Work to be completed
Count the lines below that contain the word "Schlag" and give only that number.

Stored records
#####

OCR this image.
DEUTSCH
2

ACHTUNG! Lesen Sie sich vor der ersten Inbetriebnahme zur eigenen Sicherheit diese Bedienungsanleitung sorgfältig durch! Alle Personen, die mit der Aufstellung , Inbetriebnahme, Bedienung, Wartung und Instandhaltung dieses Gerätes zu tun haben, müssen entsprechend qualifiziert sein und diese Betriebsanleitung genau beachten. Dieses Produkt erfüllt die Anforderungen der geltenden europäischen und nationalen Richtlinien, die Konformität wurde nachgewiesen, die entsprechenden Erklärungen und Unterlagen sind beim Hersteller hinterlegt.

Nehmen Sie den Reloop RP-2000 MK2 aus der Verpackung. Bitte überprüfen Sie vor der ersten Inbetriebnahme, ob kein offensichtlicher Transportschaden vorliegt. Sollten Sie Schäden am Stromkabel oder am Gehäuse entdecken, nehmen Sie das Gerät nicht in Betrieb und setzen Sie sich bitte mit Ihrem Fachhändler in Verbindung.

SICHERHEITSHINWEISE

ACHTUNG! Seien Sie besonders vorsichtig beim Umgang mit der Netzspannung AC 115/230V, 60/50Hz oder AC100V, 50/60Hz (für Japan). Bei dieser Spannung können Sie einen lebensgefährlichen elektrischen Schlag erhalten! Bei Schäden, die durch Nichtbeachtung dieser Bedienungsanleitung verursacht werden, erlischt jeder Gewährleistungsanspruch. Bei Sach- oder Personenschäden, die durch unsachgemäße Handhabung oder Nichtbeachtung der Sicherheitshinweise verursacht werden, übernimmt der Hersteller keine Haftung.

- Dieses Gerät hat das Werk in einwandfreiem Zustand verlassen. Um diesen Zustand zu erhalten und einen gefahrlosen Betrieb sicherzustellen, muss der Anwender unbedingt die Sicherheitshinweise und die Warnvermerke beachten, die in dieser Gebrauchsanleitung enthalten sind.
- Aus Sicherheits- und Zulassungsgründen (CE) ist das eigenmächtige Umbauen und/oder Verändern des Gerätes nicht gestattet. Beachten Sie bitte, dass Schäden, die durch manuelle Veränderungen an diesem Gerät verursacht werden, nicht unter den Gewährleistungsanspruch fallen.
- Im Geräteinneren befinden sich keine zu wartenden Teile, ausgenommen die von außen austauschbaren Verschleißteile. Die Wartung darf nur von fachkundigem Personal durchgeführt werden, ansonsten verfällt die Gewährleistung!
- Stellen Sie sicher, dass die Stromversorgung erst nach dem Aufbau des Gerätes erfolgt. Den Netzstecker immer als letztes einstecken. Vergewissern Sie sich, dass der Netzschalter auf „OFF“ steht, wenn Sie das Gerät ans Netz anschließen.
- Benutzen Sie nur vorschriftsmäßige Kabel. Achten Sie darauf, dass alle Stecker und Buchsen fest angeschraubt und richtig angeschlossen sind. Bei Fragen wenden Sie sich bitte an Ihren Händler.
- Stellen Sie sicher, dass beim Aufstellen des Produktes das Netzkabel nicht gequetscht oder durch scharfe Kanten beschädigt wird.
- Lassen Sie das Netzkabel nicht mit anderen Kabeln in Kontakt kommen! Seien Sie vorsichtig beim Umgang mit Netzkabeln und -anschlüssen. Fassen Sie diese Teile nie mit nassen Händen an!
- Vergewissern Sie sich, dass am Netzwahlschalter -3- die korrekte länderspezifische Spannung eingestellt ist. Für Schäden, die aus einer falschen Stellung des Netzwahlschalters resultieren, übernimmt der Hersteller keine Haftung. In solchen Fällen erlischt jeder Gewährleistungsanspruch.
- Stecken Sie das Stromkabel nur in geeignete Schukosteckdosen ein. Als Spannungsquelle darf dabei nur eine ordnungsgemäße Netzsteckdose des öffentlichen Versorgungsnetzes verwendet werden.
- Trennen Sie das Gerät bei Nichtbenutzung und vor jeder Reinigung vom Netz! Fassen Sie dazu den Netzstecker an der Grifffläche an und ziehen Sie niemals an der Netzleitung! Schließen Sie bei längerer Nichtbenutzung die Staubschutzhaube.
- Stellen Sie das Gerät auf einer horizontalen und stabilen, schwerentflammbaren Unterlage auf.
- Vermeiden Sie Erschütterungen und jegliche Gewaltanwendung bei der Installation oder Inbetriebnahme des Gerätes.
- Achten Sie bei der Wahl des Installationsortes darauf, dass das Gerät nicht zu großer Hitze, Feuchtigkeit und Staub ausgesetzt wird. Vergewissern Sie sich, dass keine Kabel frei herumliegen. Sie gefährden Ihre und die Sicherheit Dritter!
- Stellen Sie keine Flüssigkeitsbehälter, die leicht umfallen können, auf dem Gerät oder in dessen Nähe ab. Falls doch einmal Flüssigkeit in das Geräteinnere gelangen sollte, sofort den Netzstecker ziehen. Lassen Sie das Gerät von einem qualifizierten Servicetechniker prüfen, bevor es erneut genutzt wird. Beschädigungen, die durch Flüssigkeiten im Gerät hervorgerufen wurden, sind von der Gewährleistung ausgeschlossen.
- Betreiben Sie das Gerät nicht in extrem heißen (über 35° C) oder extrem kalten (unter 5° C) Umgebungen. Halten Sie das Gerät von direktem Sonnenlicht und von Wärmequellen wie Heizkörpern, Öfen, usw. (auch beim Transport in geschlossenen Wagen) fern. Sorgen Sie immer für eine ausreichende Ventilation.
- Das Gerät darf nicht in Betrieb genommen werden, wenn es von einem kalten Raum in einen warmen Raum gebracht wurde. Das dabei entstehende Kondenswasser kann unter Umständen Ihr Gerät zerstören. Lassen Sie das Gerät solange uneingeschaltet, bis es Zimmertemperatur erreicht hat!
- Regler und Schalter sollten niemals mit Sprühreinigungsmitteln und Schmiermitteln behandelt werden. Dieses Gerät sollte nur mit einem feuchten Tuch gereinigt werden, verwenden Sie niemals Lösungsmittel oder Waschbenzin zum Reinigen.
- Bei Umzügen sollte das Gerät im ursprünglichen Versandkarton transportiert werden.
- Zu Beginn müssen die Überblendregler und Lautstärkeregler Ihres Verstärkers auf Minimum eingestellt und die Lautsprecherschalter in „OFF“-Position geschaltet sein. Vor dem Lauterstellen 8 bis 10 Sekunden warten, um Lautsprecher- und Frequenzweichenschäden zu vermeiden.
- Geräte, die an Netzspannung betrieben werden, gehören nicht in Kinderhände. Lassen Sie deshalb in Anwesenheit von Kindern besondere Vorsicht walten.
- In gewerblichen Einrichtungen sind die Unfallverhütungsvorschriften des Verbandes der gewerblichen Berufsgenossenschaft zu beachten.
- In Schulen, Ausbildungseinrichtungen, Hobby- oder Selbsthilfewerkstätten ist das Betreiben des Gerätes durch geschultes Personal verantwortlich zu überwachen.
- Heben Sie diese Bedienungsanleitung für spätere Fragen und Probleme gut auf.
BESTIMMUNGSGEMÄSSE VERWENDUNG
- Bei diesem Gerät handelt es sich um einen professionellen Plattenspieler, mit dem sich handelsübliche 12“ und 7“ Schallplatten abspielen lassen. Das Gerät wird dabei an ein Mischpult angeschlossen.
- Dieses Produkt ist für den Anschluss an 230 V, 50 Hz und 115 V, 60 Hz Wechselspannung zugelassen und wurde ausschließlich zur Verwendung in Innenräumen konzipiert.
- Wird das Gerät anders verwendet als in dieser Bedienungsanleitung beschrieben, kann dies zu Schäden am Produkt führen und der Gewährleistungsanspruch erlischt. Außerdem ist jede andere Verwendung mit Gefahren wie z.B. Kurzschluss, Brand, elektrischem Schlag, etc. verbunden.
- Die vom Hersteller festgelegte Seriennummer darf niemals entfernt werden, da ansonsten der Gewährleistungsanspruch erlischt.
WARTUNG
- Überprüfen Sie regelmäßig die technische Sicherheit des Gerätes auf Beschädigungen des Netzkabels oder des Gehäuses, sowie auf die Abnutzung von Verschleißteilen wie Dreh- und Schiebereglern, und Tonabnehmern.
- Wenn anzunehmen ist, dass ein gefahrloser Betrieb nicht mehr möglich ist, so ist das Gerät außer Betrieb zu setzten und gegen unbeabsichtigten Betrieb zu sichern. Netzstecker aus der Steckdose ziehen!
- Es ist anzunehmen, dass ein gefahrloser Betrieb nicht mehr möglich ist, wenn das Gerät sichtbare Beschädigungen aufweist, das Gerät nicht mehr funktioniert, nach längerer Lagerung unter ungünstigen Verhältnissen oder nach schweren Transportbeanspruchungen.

#####

Completed exercise
2